## Exercise task
Filter the entries below, keeping only lines with the word "source".

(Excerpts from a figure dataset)
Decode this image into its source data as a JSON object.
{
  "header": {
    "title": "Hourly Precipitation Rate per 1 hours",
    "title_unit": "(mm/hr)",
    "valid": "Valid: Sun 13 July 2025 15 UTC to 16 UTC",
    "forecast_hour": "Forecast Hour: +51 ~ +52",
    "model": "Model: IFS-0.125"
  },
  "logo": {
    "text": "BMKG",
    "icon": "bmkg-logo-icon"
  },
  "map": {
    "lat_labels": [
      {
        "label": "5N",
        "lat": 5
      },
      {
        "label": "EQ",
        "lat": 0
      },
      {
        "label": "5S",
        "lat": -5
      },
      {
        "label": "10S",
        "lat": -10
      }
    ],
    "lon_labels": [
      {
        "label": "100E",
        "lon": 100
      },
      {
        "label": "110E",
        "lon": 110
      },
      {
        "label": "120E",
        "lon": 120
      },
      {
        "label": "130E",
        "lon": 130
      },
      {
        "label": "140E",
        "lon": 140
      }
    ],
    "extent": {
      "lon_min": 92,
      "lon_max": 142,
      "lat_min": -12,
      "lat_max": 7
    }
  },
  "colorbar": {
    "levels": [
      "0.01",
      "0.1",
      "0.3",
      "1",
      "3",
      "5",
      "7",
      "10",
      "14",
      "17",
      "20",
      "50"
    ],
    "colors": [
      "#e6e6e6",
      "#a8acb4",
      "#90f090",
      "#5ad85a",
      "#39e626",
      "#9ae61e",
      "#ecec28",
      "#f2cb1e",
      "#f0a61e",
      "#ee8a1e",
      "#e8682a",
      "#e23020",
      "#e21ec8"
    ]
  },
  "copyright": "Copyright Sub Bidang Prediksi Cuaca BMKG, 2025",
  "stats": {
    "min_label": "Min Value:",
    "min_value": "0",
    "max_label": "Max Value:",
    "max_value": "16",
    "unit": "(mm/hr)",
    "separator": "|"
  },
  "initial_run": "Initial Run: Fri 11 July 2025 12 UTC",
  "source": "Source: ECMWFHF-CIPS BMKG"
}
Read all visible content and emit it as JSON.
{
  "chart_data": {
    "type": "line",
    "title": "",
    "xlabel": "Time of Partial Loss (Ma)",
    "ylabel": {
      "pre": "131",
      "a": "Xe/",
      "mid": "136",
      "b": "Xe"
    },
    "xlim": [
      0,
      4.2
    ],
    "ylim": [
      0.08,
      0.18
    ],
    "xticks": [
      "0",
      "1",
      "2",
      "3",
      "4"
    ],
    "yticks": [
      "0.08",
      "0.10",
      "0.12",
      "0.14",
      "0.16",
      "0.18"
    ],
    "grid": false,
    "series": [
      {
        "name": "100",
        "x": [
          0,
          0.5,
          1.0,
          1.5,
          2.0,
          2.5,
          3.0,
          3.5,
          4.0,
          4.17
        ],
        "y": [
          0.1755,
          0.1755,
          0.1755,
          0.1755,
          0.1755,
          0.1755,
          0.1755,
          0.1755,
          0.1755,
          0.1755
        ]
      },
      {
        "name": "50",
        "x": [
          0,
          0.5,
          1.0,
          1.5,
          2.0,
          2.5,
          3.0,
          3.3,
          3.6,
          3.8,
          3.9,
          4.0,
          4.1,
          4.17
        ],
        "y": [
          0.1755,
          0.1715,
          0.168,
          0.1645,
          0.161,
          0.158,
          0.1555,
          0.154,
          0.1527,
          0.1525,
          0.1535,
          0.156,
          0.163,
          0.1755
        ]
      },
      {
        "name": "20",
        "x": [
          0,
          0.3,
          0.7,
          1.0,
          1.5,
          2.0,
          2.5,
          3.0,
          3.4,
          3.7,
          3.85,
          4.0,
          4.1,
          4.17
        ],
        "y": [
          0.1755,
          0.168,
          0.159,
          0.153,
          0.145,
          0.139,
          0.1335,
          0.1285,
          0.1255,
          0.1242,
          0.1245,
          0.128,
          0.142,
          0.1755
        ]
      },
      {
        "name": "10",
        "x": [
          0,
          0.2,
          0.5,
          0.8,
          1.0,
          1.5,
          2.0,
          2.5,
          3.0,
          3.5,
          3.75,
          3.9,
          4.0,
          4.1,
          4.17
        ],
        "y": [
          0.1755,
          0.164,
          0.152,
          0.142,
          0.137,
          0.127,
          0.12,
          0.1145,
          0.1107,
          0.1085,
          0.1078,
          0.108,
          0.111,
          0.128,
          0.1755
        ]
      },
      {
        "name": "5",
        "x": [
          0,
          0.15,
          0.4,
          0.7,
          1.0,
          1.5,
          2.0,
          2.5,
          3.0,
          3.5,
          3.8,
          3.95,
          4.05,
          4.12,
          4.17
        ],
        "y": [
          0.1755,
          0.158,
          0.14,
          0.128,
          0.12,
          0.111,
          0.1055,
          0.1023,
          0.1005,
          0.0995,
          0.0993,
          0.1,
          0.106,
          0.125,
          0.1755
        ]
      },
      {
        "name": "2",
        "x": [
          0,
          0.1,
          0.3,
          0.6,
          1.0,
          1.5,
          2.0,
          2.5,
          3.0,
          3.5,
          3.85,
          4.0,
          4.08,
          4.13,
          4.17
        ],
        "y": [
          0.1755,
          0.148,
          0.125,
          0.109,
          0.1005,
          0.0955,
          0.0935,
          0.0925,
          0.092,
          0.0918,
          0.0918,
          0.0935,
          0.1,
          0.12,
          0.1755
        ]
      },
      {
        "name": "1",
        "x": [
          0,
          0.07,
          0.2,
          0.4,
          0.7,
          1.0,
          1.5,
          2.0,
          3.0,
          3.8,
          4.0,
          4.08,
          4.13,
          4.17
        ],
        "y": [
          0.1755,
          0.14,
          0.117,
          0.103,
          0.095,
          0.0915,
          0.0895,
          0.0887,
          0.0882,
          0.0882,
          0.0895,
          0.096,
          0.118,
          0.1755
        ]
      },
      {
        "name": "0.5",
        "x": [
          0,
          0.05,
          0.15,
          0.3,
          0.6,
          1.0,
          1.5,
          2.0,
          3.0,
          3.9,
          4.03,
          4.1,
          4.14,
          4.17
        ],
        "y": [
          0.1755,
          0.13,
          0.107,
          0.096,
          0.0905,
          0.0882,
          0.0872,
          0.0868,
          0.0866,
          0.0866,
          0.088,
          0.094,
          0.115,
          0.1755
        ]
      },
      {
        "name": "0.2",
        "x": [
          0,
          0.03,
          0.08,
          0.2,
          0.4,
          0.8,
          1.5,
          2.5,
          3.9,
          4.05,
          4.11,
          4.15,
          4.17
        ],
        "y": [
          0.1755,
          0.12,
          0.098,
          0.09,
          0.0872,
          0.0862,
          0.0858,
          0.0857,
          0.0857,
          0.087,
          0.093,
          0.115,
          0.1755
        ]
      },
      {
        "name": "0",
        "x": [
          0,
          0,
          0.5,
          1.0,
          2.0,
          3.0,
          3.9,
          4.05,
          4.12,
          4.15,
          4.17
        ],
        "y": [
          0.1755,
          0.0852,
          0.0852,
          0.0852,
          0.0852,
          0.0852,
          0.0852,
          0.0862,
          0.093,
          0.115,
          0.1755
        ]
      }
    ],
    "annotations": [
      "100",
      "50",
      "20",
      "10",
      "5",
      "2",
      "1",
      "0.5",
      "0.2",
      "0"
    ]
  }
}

## Task solution
Decode this image into its source data as a JSON object.
  "source": "Source: ECMWFHF-CIPS BMKG"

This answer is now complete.